* Dataset items
_____

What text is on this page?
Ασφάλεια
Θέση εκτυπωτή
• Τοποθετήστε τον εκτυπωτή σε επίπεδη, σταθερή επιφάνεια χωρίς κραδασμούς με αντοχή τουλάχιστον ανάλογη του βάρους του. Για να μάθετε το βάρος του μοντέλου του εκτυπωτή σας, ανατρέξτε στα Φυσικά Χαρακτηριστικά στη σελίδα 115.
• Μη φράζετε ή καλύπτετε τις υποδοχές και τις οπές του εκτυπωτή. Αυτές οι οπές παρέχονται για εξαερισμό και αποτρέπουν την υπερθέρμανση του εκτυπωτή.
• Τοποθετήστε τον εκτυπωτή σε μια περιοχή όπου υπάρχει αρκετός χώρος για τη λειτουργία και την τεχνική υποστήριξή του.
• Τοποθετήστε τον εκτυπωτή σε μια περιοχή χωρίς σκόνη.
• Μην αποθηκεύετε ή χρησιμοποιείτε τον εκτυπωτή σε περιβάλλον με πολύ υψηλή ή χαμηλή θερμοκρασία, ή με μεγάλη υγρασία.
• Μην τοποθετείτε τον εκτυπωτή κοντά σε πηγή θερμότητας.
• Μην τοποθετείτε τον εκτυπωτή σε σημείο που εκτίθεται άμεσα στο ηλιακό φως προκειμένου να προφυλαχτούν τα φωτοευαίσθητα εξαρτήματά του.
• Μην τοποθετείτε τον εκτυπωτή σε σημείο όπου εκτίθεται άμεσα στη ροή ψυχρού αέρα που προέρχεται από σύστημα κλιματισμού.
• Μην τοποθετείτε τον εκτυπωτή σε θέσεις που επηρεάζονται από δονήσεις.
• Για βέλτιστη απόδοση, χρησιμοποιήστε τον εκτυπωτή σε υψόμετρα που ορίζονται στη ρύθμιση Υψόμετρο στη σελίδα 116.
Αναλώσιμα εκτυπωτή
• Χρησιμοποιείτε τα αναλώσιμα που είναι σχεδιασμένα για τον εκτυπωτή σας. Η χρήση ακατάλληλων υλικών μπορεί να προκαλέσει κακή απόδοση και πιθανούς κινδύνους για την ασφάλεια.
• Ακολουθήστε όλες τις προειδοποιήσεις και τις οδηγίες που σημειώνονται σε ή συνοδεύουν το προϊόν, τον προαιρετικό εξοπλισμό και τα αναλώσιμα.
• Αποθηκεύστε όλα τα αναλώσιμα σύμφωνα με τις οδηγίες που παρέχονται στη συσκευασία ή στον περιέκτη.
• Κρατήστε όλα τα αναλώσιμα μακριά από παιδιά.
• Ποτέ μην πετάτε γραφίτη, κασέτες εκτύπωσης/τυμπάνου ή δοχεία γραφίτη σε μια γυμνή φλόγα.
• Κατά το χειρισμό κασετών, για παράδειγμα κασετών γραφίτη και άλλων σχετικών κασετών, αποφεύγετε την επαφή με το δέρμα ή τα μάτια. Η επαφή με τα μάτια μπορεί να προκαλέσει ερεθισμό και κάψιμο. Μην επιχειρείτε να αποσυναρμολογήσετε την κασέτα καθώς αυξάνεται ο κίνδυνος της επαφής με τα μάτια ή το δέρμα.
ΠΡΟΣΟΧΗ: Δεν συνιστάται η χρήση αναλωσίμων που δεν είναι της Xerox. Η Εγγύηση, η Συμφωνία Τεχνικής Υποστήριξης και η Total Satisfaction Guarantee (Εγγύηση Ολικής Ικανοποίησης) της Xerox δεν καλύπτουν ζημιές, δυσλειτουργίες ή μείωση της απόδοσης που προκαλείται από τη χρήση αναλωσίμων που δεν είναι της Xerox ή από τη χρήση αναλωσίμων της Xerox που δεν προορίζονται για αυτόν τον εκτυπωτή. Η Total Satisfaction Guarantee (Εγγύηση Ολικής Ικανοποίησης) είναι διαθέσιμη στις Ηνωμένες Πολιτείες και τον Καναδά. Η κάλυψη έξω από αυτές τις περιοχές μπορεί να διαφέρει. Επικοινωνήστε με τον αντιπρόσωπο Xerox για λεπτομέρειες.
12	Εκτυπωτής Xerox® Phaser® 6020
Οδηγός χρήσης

_____

* Goal of the exercise
Every entry should be printed again exactly as it stands.

* Solution for this exercise
What text is on this page?
Ασφάλεια
Θέση εκτυπωτή
• Τοποθετήστε τον εκτυπωτή σε επίπεδη, σταθερή επιφάνεια χωρίς κραδασμούς με αντοχή τουλάχιστον ανάλογη του βάρους του. Για να μάθετε το βάρος του μοντέλου του εκτυπωτή σας, ανατρέξτε στα Φυσικά Χαρακτηριστικά στη σελίδα 115.
• Μη φράζετε ή καλύπτετε τις υποδοχές και τις οπές του εκτυπωτή. Αυτές οι οπές παρέχονται για εξαερισμό και αποτρέπουν την υπερθέρμανση του εκτυπωτή.
• Τοποθετήστε τον εκτυπωτή σε μια περιοχή όπου υπάρχει αρκετός χώρος για τη λειτουργία και την τεχνική υποστήριξή του.
• Τοποθετήστε τον εκτυπωτή σε μια περιοχή χωρίς σκόνη.
• Μην αποθηκεύετε ή χρησιμοποιείτε τον εκτυπωτή σε περιβάλλον με πολύ υψηλή ή χαμηλή θερμοκρασία, ή με μεγάλη υγρασία.
• Μην τοποθετείτε τον εκτυπωτή κοντά σε πηγή θερμότητας.
• Μην τοποθετείτε τον εκτυπωτή σε σημείο που εκτίθεται άμεσα στο ηλιακό φως προκειμένου να προφυλαχτούν τα φωτοευαίσθητα εξαρτήματά του.
• Μην τοποθετείτε τον εκτυπωτή σε σημείο όπου εκτίθεται άμεσα στη ροή ψυχρού αέρα που προέρχεται από σύστημα κλιματισμού.
• Μην τοποθετείτε τον εκτυπωτή σε θέσεις που επηρεάζονται από δονήσεις.
• Για βέλτιστη απόδοση, χρησιμοποιήστε τον εκτυπωτή σε υψόμετρα που ορίζονται στη ρύθμιση Υψόμετρο στη σελίδα 116.
Αναλώσιμα εκτυπωτή
• Χρησιμοποιείτε τα αναλώσιμα που είναι σχεδιασμένα για τον εκτυπωτή σας. Η χρήση ακατάλληλων υλικών μπορεί να προκαλέσει κακή απόδοση και πιθανούς κινδύνους για την ασφάλεια.
• Ακολουθήστε όλες τις προειδοποιήσεις και τις οδηγίες που σημειώνονται σε ή συνοδεύουν το προϊόν, τον προαιρετικό εξοπλισμό και τα αναλώσιμα.
• Αποθηκεύστε όλα τα αναλώσιμα σύμφωνα με τις οδηγίες που παρέχονται στη συσκευασία ή στον περιέκτη.
• Κρατήστε όλα τα αναλώσιμα μακριά από παιδιά.
• Ποτέ μην πετάτε γραφίτη, κασέτες εκτύπωσης/τυμπάνου ή δοχεία γραφίτη σε μια γυμνή φλόγα.
• Κατά το χειρισμό κασετών, για παράδειγμα κασετών γραφίτη και άλλων σχετικών κασετών, αποφεύγετε την επαφή με το δέρμα ή τα μάτια. Η επαφή με τα μάτια μπορεί να προκαλέσει ερεθισμό και κάψιμο. Μην επιχειρείτε να αποσυναρμολογήσετε την κασέτα καθώς αυξάνεται ο κίνδυνος της επαφής με τα μάτια ή το δέρμα.
ΠΡΟΣΟΧΗ: Δεν συνιστάται η χρήση αναλωσίμων που δεν είναι της Xerox. Η Εγγύηση, η Συμφωνία Τεχνικής Υποστήριξης και η Total Satisfaction Guarantee (Εγγύηση Ολικής Ικανοποίησης) της Xerox δεν καλύπτουν ζημιές, δυσλειτουργίες ή μείωση της απόδοσης που προκαλείται από τη χρήση αναλωσίμων που δεν είναι της Xerox ή από τη χρήση αναλωσίμων της Xerox που δεν προορίζονται για αυτόν τον εκτυπωτή. Η Total Satisfaction Guarantee (Εγγύηση Ολικής Ικανοποίησης) είναι διαθέσιμη στις Ηνωμένες Πολιτείες και τον Καναδά. Η κάλυψη έξω από αυτές τις περιοχές μπορεί να διαφέρει. Επικοινωνήστε με τον αντιπρόσωπο Xerox για λεπτομέρειες.
12	Εκτυπωτής Xerox® Phaser® 6020
Οδηγός χρήσης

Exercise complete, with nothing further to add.